(A run of records)
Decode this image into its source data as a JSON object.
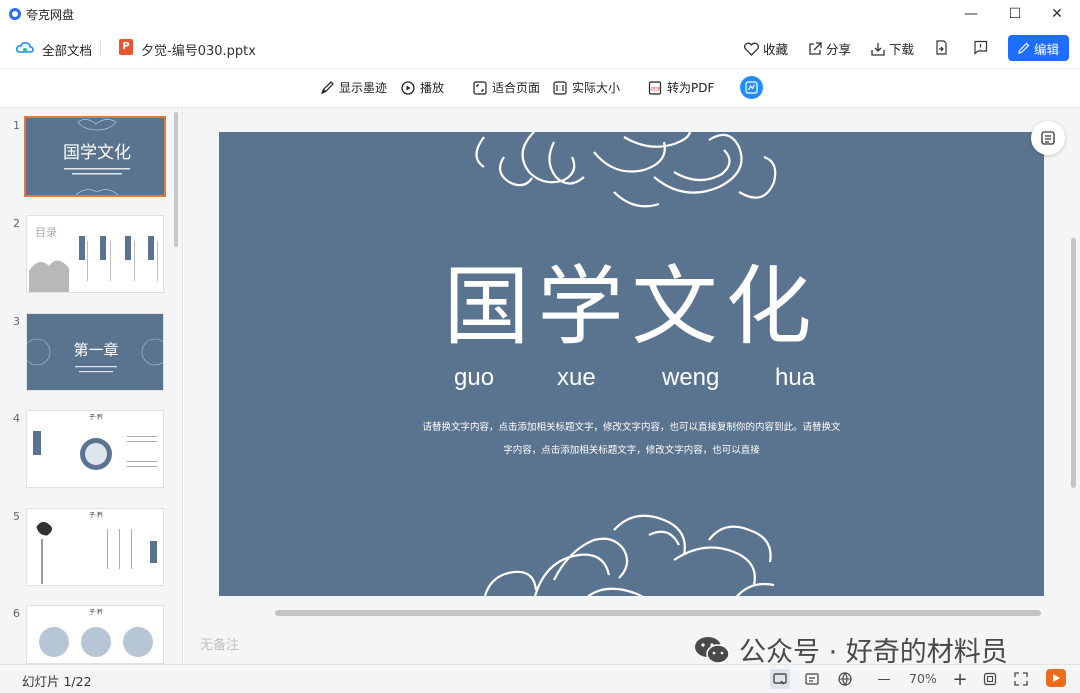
{
  "window": {
    "app_title": "夸克网盘",
    "minimize": "—",
    "maximize": "☐",
    "close": "✕"
  },
  "topbar": {
    "all_docs": "全部文档",
    "file_icon_letter": "P",
    "file_name": "夕觉-编号030.pptx",
    "favorite": "收藏",
    "share": "分享",
    "download": "下载",
    "edit": "编辑"
  },
  "toolbar": {
    "show_ink": "显示墨迹",
    "play": "播放",
    "fit_page": "适合页面",
    "actual_size": "实际大小",
    "to_pdf": "转为PDF"
  },
  "thumbnails": [
    {
      "num": "1",
      "title": "国学文化"
    },
    {
      "num": "2",
      "title": "目录"
    },
    {
      "num": "3",
      "title": "第一章"
    },
    {
      "num": "4",
      "title": "子·矜"
    },
    {
      "num": "5",
      "title": "子·矜"
    },
    {
      "num": "6",
      "title": "子·矜"
    }
  ],
  "slide": {
    "title": "国学文化",
    "pinyin": [
      "guo",
      "xue",
      "weng",
      "hua"
    ],
    "body_line1": "请替换文字内容，点击添加相关标题文字，修改文字内容，也可以直接复制你的内容到此。请替换文",
    "body_line2": "字内容，点击添加相关标题文字，修改文字内容，也可以直接",
    "bg_color": "#5a7490"
  },
  "notes_placeholder": "无备注",
  "watermark": "公众号 · 好奇的材料员",
  "status": {
    "slide_count": "幻灯片 1/22",
    "zoom": "70%",
    "zoom_minus": "—",
    "zoom_plus": "+"
  }
}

Aim of the task.
Using the listing above, pull out all lines that hold the word "修改文字内容".

Full answer.
    "body_line1": "请替换文字内容，点击添加相关标题文字，修改文字内容，也可以直接复制你的内容到此。请替换文",
    "body_line2": "字内容，点击添加相关标题文字，修改文字内容，也可以直接",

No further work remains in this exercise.